WRITTEN INSTRUCTION: Wherever the string "bekrefte" occurs in a line of these records, report that line.

RECORDS FOR PROCESSING:

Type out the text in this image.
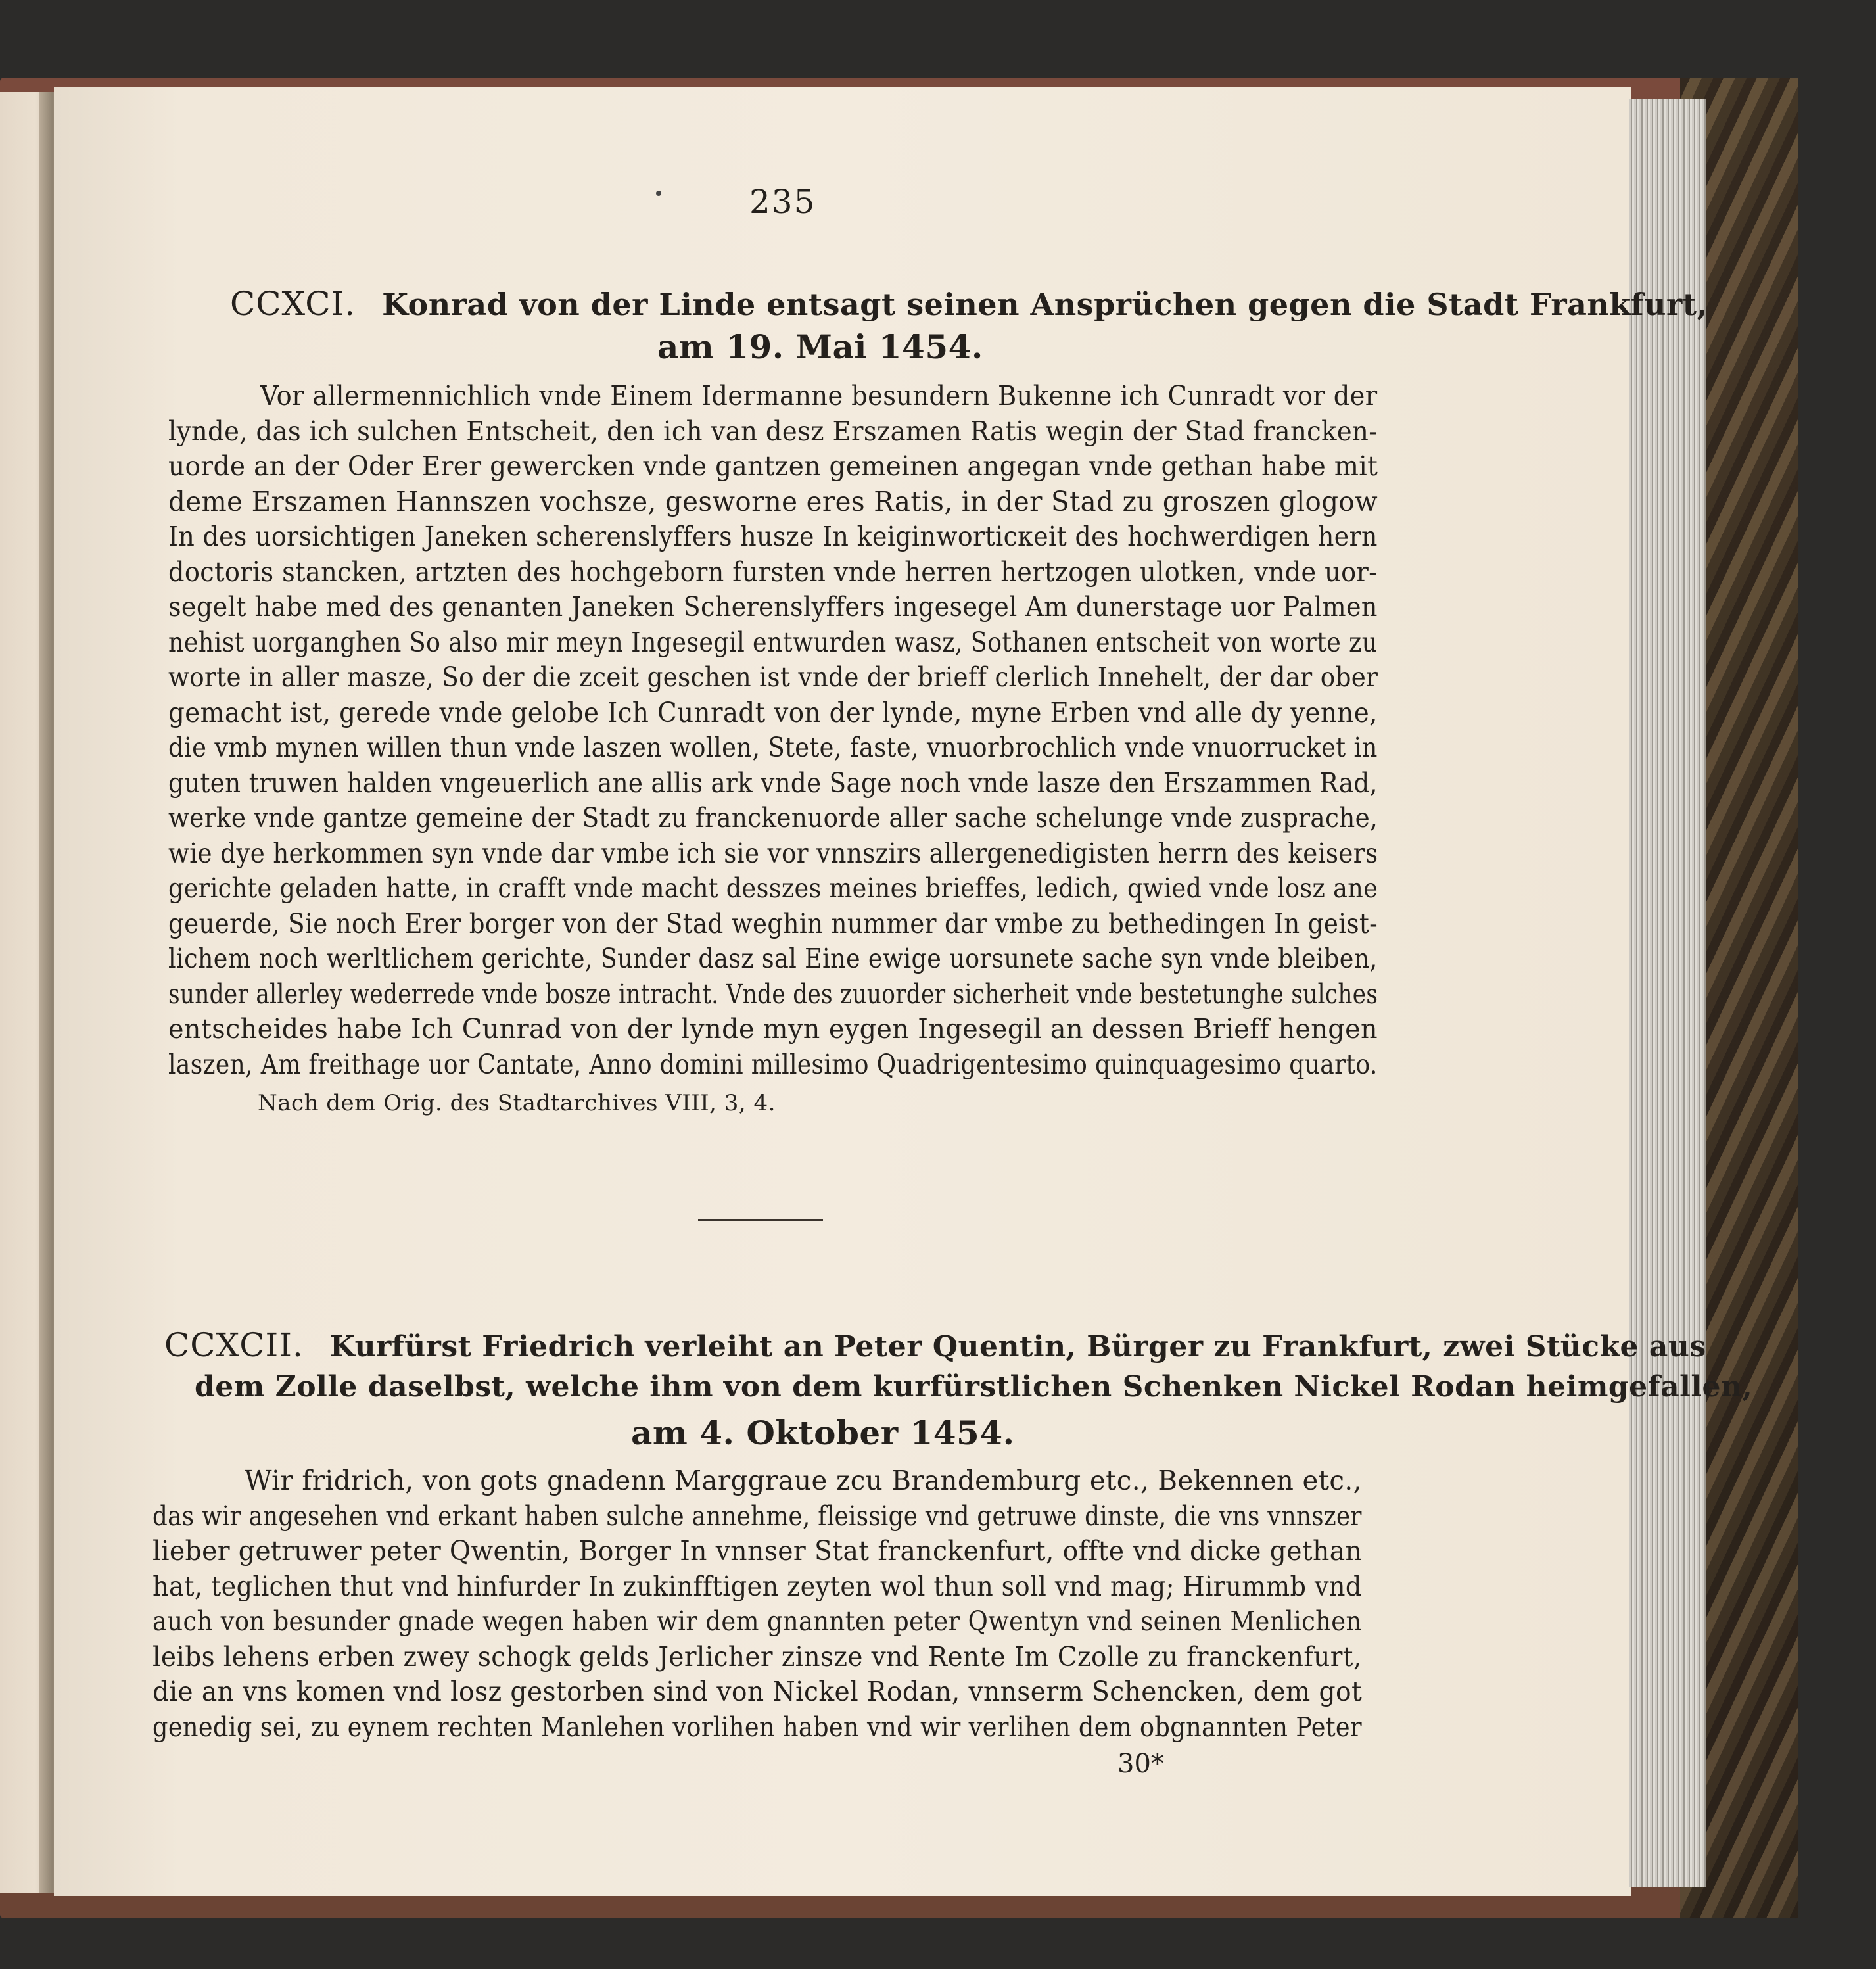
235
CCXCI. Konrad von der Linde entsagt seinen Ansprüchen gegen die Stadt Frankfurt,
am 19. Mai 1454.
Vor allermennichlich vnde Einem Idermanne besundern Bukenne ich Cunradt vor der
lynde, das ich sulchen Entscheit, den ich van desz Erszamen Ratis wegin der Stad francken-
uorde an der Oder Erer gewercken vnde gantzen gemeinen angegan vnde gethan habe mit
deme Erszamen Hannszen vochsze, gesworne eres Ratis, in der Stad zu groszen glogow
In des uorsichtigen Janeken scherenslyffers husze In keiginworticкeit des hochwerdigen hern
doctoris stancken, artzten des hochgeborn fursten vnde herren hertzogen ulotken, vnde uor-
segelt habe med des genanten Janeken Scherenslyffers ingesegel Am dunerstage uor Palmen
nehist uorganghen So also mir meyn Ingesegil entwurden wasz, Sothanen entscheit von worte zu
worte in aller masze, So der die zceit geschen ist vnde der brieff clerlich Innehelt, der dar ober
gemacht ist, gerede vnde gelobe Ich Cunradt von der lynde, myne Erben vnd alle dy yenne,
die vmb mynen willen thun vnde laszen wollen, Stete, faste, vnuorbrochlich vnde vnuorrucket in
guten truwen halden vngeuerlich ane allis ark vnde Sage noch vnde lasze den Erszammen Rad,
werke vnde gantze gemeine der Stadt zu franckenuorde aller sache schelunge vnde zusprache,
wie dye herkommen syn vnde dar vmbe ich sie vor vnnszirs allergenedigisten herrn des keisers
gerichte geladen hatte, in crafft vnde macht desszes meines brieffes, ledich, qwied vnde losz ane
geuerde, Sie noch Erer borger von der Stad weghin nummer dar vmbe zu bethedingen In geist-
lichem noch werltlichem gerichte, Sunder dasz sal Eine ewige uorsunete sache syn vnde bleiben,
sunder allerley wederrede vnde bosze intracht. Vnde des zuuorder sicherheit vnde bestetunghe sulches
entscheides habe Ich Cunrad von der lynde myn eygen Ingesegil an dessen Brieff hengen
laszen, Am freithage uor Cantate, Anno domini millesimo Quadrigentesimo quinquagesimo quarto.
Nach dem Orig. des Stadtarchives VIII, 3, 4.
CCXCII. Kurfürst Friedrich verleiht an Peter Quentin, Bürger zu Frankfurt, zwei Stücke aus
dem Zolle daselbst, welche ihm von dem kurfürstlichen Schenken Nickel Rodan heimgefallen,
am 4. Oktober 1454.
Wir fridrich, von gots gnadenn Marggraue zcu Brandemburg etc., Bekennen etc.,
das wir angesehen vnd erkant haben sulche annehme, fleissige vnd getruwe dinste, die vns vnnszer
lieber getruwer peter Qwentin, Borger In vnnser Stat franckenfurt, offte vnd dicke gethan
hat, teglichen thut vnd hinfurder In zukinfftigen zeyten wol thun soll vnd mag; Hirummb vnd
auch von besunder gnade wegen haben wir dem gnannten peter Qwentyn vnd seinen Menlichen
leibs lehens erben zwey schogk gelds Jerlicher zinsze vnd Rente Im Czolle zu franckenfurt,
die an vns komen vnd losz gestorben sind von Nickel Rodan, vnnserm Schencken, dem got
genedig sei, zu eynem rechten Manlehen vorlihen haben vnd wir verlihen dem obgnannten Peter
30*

--

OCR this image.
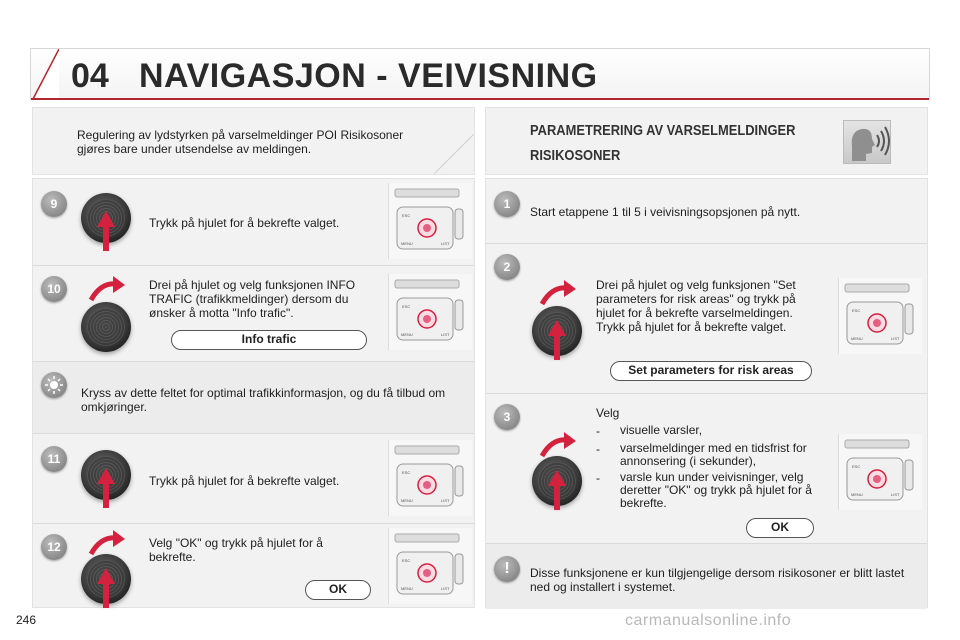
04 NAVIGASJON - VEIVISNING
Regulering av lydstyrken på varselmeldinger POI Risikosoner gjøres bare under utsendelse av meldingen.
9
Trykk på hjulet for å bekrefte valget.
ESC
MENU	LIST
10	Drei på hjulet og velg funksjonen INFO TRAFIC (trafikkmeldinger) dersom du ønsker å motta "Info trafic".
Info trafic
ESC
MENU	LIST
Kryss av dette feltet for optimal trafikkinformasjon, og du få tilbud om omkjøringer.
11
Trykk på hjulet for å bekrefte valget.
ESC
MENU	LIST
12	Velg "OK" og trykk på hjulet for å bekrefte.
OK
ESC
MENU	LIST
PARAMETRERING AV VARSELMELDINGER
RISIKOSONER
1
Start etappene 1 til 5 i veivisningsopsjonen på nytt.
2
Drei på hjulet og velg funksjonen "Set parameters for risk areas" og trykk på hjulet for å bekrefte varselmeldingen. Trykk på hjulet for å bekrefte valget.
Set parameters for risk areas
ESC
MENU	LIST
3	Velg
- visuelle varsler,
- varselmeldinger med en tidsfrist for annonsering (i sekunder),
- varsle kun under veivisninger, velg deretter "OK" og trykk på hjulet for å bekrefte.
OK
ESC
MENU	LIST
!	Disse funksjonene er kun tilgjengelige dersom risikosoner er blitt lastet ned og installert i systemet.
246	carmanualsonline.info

==

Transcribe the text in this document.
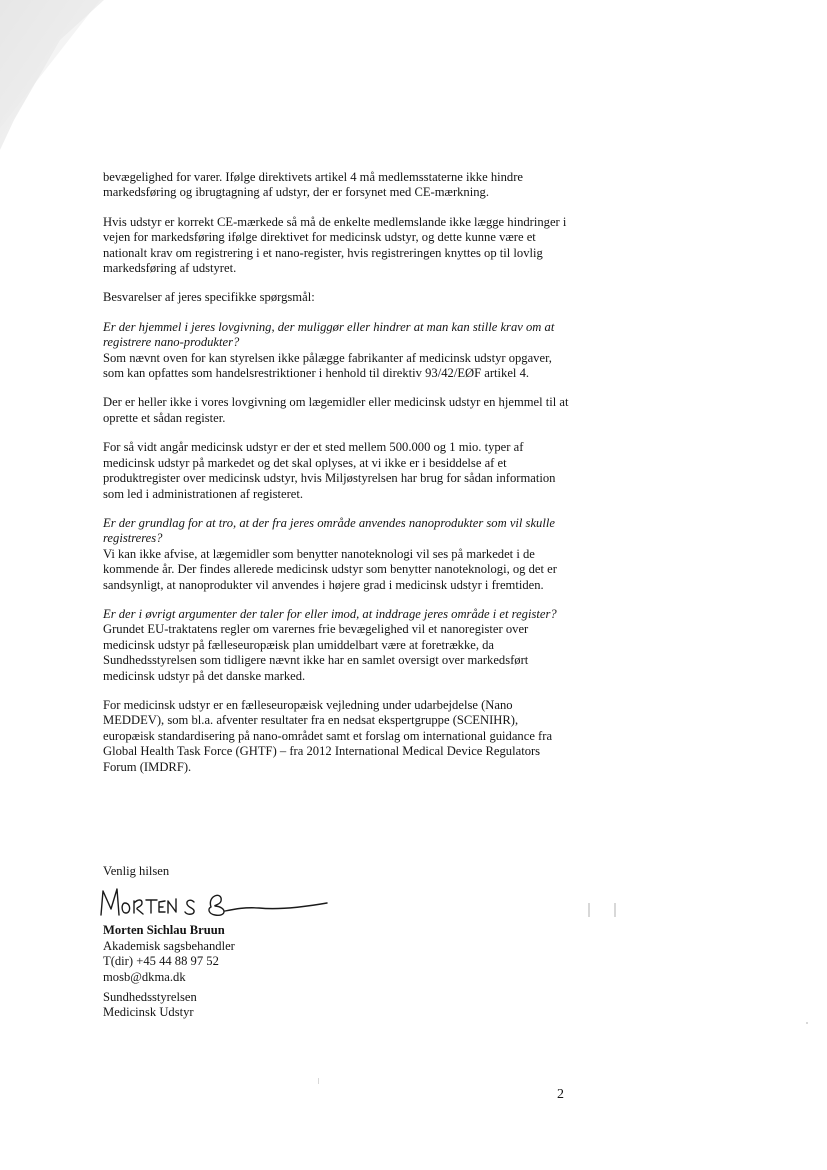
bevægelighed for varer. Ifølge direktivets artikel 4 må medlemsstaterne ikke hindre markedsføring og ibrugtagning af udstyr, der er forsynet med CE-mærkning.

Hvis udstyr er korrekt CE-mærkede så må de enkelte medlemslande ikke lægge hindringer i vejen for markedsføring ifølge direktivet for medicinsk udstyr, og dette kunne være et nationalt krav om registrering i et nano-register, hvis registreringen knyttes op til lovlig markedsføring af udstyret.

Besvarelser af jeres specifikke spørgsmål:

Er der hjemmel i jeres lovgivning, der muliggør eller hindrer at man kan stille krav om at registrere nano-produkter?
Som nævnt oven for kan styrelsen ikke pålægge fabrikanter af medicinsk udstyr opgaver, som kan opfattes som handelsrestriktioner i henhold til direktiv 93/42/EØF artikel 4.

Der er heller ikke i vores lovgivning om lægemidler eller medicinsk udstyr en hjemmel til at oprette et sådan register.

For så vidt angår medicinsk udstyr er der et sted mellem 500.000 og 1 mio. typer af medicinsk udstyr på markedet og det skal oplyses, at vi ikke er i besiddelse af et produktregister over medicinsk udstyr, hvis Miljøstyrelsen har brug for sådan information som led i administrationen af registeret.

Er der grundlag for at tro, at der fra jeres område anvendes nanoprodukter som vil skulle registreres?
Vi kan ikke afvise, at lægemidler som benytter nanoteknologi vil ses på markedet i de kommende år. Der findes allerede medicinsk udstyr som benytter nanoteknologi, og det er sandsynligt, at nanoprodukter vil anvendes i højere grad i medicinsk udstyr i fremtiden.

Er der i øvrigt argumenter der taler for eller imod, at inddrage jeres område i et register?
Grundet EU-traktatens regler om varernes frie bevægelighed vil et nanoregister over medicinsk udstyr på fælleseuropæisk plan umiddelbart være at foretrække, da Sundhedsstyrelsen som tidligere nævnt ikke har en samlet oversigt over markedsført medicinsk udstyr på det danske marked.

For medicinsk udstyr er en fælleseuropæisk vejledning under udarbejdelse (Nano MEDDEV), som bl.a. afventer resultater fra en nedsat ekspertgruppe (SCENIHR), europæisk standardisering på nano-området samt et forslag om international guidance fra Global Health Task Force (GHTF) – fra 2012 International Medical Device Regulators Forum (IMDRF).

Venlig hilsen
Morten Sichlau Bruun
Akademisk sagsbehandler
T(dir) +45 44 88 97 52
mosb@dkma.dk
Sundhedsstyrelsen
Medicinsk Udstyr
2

FULL SOLUTION:
Trykk på hjulet for å bekrefte valget.
Trykk på hjulet for å bekrefte valget.
12	Velg "OK" og trykk på hjulet for å bekrefte.
Drei på hjulet og velg funksjonen "Set parameters for risk areas" og trykk på hjulet for å bekrefte varselmeldingen. Trykk på hjulet for å bekrefte valget.
- varsle kun under veivisninger, velg deretter "OK" og trykk på hjulet for å bekrefte.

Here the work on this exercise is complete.